>> START Provided records
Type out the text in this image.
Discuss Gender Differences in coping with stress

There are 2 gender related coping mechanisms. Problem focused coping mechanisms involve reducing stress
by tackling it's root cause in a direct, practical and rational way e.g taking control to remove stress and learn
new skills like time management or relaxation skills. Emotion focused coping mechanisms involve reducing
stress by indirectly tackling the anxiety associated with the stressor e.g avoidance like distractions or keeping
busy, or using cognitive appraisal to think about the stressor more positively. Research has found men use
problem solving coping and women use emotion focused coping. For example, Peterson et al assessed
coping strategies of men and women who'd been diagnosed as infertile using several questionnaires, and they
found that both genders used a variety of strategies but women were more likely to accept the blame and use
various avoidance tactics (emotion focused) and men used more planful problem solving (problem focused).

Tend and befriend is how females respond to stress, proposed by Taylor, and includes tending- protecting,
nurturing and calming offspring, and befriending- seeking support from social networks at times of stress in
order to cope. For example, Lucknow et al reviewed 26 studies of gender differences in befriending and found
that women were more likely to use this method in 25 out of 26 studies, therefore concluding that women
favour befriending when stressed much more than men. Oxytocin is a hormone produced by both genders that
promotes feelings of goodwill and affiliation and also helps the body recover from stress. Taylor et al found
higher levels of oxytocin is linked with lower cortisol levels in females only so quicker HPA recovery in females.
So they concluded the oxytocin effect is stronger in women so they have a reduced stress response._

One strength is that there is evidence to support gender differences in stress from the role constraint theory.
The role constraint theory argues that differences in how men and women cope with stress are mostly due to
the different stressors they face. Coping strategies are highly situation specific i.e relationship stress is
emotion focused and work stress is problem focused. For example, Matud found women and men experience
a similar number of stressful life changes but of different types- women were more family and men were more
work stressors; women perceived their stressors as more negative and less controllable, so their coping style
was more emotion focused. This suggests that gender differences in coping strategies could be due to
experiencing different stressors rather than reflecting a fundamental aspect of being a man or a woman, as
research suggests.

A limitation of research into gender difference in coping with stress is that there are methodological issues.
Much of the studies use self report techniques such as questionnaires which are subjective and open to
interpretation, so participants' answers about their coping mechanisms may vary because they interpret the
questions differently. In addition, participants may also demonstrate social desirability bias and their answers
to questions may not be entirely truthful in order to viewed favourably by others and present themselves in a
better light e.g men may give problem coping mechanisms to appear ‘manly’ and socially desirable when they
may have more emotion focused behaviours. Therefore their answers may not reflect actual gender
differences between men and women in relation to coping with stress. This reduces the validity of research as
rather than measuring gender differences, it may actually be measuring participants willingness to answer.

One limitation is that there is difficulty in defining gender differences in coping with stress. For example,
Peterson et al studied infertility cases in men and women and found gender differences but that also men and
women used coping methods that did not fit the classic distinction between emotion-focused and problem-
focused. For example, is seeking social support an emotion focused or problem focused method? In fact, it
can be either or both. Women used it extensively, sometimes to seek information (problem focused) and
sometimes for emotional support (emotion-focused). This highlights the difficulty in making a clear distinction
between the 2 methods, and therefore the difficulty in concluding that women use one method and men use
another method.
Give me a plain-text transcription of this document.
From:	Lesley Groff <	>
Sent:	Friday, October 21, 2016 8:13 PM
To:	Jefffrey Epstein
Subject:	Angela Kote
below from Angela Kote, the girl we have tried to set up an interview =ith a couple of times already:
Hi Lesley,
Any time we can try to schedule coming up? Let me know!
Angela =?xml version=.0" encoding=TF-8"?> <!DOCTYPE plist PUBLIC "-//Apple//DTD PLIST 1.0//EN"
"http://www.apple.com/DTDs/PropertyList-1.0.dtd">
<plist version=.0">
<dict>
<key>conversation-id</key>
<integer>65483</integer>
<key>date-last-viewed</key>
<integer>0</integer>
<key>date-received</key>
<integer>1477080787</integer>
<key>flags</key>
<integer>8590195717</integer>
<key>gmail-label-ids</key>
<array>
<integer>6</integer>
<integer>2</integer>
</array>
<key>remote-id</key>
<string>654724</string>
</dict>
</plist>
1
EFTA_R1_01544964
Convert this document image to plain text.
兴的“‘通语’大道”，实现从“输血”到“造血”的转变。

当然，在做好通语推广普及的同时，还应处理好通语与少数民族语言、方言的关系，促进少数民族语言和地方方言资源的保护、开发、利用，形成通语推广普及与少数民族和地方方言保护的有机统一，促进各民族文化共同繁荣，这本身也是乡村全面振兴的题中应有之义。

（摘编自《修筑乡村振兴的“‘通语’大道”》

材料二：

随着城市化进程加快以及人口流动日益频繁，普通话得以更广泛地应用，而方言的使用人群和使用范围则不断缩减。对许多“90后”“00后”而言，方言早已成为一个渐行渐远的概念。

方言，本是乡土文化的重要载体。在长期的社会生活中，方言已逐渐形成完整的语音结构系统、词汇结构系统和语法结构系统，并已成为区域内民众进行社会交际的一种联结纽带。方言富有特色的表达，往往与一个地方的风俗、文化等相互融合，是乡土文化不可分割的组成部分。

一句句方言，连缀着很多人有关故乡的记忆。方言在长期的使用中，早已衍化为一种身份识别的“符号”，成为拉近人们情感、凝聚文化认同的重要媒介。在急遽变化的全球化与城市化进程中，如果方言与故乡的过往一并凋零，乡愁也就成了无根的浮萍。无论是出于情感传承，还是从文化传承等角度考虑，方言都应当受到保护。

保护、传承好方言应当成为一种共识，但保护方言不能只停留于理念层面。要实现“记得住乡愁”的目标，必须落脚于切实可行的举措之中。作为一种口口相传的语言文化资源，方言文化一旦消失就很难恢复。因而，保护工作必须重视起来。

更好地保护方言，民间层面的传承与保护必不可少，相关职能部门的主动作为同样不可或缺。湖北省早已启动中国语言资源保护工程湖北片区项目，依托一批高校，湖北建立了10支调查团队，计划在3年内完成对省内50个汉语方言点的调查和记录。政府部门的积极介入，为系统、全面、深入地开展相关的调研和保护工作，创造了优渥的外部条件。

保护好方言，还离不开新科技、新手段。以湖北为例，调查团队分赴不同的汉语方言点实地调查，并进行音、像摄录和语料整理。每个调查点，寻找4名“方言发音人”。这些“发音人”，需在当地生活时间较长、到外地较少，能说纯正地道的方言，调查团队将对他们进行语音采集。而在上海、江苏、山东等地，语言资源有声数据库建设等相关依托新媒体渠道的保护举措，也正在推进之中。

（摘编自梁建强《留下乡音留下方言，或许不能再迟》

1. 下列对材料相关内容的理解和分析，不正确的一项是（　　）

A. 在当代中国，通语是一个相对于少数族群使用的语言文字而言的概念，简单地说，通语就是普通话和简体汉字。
>> END Provided records
◆ What is expected: Please quote the records above exactly, without skipping a line.

◆ Worked answer:
Type out the text in this image.
Discuss Gender Differences in coping with stress

There are 2 gender related coping mechanisms. Problem focused coping mechanisms involve reducing stress
by tackling it's root cause in a direct, practical and rational way e.g taking control to remove stress and learn
new skills like time management or relaxation skills. Emotion focused coping mechanisms involve reducing
stress by indirectly tackling the anxiety associated with the stressor e.g avoidance like distractions or keeping
busy, or using cognitive appraisal to think about the stressor more positively. Research has found men use
problem solving coping and women use emotion focused coping. For example, Peterson et al assessed
coping strategies of men and women who'd been diagnosed as infertile using several questionnaires, and they
found that both genders used a variety of strategies but women were more likely to accept the blame and use
various avoidance tactics (emotion focused) and men used more planful problem solving (problem focused).

Tend and befriend is how females respond to stress, proposed by Taylor, and includes tending- protecting,
nurturing and calming offspring, and befriending- seeking support from social networks at times of stress in
order to cope. For example, Lucknow et al reviewed 26 studies of gender differences in befriending and found
that women were more likely to use this method in 25 out of 26 studies, therefore concluding that women
favour befriending when stressed much more than men. Oxytocin is a hormone produced by both genders that
promotes feelings of goodwill and affiliation and also helps the body recover from stress. Taylor et al found
higher levels of oxytocin is linked with lower cortisol levels in females only so quicker HPA recovery in females.
So they concluded the oxytocin effect is stronger in women so they have a reduced stress response._

One strength is that there is evidence to support gender differences in stress from the role constraint theory.
The role constraint theory argues that differences in how men and women cope with stress are mostly due to
the different stressors they face. Coping strategies are highly situation specific i.e relationship stress is
emotion focused and work stress is problem focused. For example, Matud found women and men experience
a similar number of stressful life changes but of different types- women were more family and men were more
work stressors; women perceived their stressors as more negative and less controllable, so their coping style
was more emotion focused. This suggests that gender differences in coping strategies could be due to
experiencing different stressors rather than reflecting a fundamental aspect of being a man or a woman, as
research suggests.

A limitation of research into gender difference in coping with stress is that there are methodological issues.
Much of the studies use self report techniques such as questionnaires which are subjective and open to
interpretation, so participants' answers about their coping mechanisms may vary because they interpret the
questions differently. In addition, participants may also demonstrate social desirability bias and their answers
to questions may not be entirely truthful in order to viewed favourably by others and present themselves in a
better light e.g men may give problem coping mechanisms to appear ‘manly’ and socially desirable when they
may have more emotion focused behaviours. Therefore their answers may not reflect actual gender
differences between men and women in relation to coping with stress. This reduces the validity of research as
rather than measuring gender differences, it may actually be measuring participants willingness to answer.

One limitation is that there is difficulty in defining gender differences in coping with stress. For example,
Peterson et al studied infertility cases in men and women and found gender differences but that also men and
women used coping methods that did not fit the classic distinction between emotion-focused and problem-
focused. For example, is seeking social support an emotion focused or problem focused method? In fact, it
can be either or both. Women used it extensively, sometimes to seek information (problem focused) and
sometimes for emotional support (emotion-focused). This highlights the difficulty in making a clear distinction
between the 2 methods, and therefore the difficulty in concluding that women use one method and men use
another method.
Give me a plain-text transcription of this document.
From:	Lesley Groff <	>
Sent:	Friday, October 21, 2016 8:13 PM
To:	Jefffrey Epstein
Subject:	Angela Kote
below from Angela Kote, the girl we have tried to set up an interview =ith a couple of times already:
Hi Lesley,
Any time we can try to schedule coming up? Let me know!
Angela =?xml version=.0" encoding=TF-8"?> <!DOCTYPE plist PUBLIC "-//Apple//DTD PLIST 1.0//EN"
"http://www.apple.com/DTDs/PropertyList-1.0.dtd">
<plist version=.0">
<dict>
<key>conversation-id</key>
<integer>65483</integer>
<key>date-last-viewed</key>
<integer>0</integer>
<key>date-received</key>
<integer>1477080787</integer>
<key>flags</key>
<integer>8590195717</integer>
<key>gmail-label-ids</key>
<array>
<integer>6</integer>
<integer>2</integer>
</array>
<key>remote-id</key>
<string>654724</string>
</dict>
</plist>
1
EFTA_R1_01544964
Convert this document image to plain text.
兴的“‘通语’大道”，实现从“输血”到“造血”的转变。

当然，在做好通语推广普及的同时，还应处理好通语与少数民族语言、方言的关系，促进少数民族语言和地方方言资源的保护、开发、利用，形成通语推广普及与少数民族和地方方言保护的有机统一，促进各民族文化共同繁荣，这本身也是乡村全面振兴的题中应有之义。

（摘编自《修筑乡村振兴的“‘通语’大道”》

材料二：

随着城市化进程加快以及人口流动日益频繁，普通话得以更广泛地应用，而方言的使用人群和使用范围则不断缩减。对许多“90后”“00后”而言，方言早已成为一个渐行渐远的概念。

方言，本是乡土文化的重要载体。在长期的社会生活中，方言已逐渐形成完整的语音结构系统、词汇结构系统和语法结构系统，并已成为区域内民众进行社会交际的一种联结纽带。方言富有特色的表达，往往与一个地方的风俗、文化等相互融合，是乡土文化不可分割的组成部分。

一句句方言，连缀着很多人有关故乡的记忆。方言在长期的使用中，早已衍化为一种身份识别的“符号”，成为拉近人们情感、凝聚文化认同的重要媒介。在急遽变化的全球化与城市化进程中，如果方言与故乡的过往一并凋零，乡愁也就成了无根的浮萍。无论是出于情感传承，还是从文化传承等角度考虑，方言都应当受到保护。

保护、传承好方言应当成为一种共识，但保护方言不能只停留于理念层面。要实现“记得住乡愁”的目标，必须落脚于切实可行的举措之中。作为一种口口相传的语言文化资源，方言文化一旦消失就很难恢复。因而，保护工作必须重视起来。

更好地保护方言，民间层面的传承与保护必不可少，相关职能部门的主动作为同样不可或缺。湖北省早已启动中国语言资源保护工程湖北片区项目，依托一批高校，湖北建立了10支调查团队，计划在3年内完成对省内50个汉语方言点的调查和记录。政府部门的积极介入，为系统、全面、深入地开展相关的调研和保护工作，创造了优渥的外部条件。

保护好方言，还离不开新科技、新手段。以湖北为例，调查团队分赴不同的汉语方言点实地调查，并进行音、像摄录和语料整理。每个调查点，寻找4名“方言发音人”。这些“发音人”，需在当地生活时间较长、到外地较少，能说纯正地道的方言，调查团队将对他们进行语音采集。而在上海、江苏、山东等地，语言资源有声数据库建设等相关依托新媒体渠道的保护举措，也正在推进之中。

（摘编自梁建强《留下乡音留下方言，或许不能再迟》

1. 下列对材料相关内容的理解和分析，不正确的一项是（　　）

A. 在当代中国，通语是一个相对于少数族群使用的语言文字而言的概念，简单地说，通语就是普通话和简体汉字。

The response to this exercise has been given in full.